Each line of the material below that holds the word "title" needs to be copied.

*Data section*.
+===+

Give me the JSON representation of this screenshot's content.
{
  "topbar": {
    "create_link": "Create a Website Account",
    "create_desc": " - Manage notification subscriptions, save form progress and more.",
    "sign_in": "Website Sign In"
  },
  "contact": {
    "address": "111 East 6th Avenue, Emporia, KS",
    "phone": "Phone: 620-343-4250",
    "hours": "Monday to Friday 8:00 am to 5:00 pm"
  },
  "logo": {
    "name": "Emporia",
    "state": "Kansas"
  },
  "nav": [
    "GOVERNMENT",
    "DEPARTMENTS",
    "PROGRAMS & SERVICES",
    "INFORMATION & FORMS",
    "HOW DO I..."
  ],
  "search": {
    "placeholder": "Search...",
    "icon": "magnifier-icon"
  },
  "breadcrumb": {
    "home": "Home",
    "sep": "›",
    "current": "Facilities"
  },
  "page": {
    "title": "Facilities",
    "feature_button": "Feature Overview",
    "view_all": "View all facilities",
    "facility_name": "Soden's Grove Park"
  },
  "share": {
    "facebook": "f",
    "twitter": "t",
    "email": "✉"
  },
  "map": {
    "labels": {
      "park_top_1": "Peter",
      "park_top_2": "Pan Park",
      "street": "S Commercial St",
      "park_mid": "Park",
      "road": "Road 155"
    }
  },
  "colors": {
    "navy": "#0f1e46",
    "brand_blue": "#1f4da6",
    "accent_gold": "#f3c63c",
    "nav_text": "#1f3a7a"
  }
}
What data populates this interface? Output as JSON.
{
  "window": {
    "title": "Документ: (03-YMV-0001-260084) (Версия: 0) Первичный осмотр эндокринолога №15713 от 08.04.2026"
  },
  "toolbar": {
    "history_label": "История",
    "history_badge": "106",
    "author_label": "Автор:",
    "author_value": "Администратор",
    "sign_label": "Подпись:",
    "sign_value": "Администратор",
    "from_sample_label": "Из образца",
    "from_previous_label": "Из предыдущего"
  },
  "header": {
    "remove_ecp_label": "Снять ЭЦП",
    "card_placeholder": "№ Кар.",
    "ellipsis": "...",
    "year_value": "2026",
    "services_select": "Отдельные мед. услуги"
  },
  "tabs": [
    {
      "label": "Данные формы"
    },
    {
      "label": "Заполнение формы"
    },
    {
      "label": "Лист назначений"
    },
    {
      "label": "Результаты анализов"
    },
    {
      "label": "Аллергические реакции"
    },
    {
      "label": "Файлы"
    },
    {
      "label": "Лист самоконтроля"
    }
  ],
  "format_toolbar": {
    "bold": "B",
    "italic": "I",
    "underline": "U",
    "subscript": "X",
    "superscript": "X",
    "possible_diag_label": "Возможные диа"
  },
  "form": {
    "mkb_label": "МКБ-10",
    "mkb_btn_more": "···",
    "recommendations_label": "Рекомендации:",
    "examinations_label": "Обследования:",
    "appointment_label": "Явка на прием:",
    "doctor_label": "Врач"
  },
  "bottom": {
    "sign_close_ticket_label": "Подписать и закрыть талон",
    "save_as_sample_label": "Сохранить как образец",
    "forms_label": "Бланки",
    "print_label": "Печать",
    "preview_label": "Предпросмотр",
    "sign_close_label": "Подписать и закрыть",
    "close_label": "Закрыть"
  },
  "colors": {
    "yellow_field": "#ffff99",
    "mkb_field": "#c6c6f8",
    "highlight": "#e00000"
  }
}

+===+

*Response*.
    "title": "Facilities",
    "title": "Документ: (03-YMV-0001-260084) (Версия: 0) Первичный осмотр эндокринолога №15713 от 08.04.2026"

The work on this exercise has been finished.